---------- Teks Sumber
Oleh: Neno Salsabillah
(Aktivis Muslimah)
Gelombang teknologi informasi yang menghantam dunia tak ubahnya pedang bermata dua. Di satu sisi, ia menawarkan kemudahan akses ilmu tanpa batas. Namun di sisi lain, ruang digital kini telah bermetamorfosis menjadi “medan perang” pemikiran yang perlahan tapi pasti melumpuhkan akal sehat generasi muda kita.
Fenomena ini bukan isapan jempol belaka. Kita sedang menghadapi ancaman serius berupa lahirnya generasi yang mengalami split personality: beridentitas muslim, namun memiliki pola pikir dan gaya hidup yang sekuler, liberal, bahkan rapuh secara mental akibat paparan konten sampah.
Angka yang Berbicara
Realitas di lapangan sangat meresahkan. Ruang digital kita dipenuhi oleh cyberbullying, pornografi, pinjaman online (pinjol), hingga judi online (judol) yang menyasar anak di bawah umur.
--------------------
---------- Entri Data
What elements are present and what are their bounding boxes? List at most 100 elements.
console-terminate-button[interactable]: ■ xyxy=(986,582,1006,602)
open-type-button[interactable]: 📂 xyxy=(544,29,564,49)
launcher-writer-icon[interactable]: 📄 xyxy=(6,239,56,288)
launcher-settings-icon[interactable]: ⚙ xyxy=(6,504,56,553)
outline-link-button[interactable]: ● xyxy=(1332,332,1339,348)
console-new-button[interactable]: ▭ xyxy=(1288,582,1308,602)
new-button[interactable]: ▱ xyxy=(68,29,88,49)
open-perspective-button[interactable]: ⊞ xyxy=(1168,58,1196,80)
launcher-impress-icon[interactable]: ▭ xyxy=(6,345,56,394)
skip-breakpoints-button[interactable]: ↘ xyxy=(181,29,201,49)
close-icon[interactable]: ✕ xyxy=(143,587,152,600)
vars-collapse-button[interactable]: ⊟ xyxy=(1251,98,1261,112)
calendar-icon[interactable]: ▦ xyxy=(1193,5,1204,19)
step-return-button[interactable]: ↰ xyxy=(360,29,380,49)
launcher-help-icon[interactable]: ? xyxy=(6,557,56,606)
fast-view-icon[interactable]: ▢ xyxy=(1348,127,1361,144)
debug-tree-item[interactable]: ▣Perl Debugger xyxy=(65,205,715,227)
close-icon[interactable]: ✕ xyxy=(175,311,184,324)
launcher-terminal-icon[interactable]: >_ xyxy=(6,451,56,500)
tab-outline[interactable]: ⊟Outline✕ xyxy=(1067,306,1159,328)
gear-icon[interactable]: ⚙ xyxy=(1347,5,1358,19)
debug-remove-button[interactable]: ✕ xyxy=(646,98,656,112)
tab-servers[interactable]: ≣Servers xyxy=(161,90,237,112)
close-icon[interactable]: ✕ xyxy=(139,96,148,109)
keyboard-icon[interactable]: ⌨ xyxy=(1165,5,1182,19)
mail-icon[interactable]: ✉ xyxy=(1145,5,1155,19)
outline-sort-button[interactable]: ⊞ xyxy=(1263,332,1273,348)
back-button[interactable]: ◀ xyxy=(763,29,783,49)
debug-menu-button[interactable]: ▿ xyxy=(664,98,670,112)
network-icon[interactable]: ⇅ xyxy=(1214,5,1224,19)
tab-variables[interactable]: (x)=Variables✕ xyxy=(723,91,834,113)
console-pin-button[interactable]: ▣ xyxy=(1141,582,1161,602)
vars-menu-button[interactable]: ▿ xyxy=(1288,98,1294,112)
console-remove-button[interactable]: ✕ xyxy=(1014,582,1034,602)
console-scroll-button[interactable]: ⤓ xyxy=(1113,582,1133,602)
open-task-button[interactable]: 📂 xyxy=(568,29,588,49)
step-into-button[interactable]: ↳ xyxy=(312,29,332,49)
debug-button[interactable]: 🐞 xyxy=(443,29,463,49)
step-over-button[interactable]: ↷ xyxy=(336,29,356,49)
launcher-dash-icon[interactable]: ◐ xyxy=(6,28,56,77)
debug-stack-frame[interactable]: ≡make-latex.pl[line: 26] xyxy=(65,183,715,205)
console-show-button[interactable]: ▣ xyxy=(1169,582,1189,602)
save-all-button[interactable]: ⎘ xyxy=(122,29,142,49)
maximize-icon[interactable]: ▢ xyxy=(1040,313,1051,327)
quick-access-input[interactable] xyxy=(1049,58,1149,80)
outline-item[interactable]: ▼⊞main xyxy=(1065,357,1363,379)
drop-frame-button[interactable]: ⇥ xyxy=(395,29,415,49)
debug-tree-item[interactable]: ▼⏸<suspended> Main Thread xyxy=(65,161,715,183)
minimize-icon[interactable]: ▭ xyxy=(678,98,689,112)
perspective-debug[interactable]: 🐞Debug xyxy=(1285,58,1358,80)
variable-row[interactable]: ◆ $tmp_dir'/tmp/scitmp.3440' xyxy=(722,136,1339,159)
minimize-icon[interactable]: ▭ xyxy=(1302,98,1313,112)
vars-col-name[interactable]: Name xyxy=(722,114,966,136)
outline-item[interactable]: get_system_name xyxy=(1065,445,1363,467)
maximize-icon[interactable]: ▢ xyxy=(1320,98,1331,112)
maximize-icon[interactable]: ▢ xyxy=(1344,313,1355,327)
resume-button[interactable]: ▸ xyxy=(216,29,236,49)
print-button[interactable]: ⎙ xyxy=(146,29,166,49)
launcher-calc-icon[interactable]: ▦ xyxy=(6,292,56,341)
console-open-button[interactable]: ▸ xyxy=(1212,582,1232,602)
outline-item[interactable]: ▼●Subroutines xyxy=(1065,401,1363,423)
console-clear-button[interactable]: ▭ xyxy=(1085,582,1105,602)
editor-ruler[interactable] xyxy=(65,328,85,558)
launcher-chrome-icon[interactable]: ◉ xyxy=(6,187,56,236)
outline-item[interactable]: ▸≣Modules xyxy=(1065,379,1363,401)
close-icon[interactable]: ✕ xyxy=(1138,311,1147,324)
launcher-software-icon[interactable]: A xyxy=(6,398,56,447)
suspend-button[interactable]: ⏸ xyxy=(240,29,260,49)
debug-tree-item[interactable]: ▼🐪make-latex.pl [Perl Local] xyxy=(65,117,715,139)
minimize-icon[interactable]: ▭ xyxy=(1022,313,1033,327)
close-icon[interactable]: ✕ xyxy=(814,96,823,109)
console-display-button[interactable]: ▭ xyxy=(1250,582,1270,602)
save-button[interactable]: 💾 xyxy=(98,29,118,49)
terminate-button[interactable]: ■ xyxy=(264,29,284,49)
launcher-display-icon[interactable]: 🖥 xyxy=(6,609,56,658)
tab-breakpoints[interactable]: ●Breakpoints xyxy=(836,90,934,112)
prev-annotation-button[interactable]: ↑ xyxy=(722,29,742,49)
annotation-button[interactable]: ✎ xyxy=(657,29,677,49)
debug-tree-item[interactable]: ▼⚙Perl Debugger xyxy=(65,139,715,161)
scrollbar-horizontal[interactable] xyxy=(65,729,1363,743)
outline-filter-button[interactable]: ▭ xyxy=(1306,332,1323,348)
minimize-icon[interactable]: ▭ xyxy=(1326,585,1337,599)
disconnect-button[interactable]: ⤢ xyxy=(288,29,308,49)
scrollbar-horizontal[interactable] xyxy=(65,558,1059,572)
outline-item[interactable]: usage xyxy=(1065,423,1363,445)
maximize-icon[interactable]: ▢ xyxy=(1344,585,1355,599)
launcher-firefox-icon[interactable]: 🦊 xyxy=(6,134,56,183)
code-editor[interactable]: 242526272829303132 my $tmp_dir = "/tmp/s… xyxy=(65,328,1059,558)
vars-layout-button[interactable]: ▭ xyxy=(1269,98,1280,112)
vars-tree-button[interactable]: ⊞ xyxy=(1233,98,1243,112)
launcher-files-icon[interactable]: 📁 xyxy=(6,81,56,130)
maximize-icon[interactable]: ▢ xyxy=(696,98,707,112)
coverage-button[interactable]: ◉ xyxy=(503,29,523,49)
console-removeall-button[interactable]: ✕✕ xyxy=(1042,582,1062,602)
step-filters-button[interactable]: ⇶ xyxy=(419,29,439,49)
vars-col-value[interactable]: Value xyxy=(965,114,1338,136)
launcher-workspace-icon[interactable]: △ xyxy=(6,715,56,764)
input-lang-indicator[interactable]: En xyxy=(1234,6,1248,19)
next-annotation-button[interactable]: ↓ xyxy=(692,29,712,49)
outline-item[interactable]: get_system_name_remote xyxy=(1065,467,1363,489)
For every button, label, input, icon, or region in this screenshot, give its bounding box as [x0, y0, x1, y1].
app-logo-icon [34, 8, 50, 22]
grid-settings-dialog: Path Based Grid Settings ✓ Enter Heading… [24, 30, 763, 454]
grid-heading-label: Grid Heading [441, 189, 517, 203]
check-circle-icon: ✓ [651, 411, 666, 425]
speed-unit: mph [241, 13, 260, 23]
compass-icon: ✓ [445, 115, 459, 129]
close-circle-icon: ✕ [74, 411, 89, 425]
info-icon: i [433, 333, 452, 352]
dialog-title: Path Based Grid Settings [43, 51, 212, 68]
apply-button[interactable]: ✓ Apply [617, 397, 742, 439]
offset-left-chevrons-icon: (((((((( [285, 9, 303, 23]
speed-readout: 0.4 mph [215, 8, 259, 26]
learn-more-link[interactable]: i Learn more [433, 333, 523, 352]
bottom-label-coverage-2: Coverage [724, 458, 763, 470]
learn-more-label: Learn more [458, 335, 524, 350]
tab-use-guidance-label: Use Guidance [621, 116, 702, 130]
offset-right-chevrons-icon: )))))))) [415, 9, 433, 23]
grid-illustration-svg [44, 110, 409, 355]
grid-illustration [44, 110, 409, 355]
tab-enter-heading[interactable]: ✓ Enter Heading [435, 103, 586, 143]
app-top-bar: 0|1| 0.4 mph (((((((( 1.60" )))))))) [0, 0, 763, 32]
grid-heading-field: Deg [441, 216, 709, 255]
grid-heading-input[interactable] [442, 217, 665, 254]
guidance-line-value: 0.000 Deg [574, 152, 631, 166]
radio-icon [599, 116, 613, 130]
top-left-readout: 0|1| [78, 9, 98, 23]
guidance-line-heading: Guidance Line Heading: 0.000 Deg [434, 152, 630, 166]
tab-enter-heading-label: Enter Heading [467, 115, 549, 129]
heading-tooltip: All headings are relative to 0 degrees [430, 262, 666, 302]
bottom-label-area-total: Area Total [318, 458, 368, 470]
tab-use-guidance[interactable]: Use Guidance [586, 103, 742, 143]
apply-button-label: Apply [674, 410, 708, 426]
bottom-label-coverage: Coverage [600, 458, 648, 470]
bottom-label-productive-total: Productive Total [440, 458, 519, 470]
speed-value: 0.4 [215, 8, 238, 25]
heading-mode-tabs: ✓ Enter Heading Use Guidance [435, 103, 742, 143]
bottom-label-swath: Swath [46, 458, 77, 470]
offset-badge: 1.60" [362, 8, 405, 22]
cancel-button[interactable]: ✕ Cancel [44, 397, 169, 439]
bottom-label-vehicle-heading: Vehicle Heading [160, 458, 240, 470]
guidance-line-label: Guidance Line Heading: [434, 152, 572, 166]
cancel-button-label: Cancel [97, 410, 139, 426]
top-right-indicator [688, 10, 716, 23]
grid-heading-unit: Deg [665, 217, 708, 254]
--------------------
Uraian Tugas: Salinlah tanpa perubahan bagian teks tentang ancaman ruang digital bagi generasi muda, dari “Fenomena ini bukan” sampai “di bawah umur.”.

Penyelesaian Tugas:
Fenomena ini bukan isapan jempol belaka. Kita sedang menghadapi ancaman serius berupa lahirnya generasi yang mengalami split personality: beridentitas muslim, namun memiliki pola pikir dan gaya hidup yang sekuler, liberal, bahkan rapuh secara mental akibat paparan konten sampah.
Angka yang Berbicara
Realitas di lapangan sangat meresahkan. Ruang digital kita dipenuhi oleh cyberbullying, pornografi, pinjaman online (pinjol), hingga judi online (judol) yang menyasar anak di bawah umur.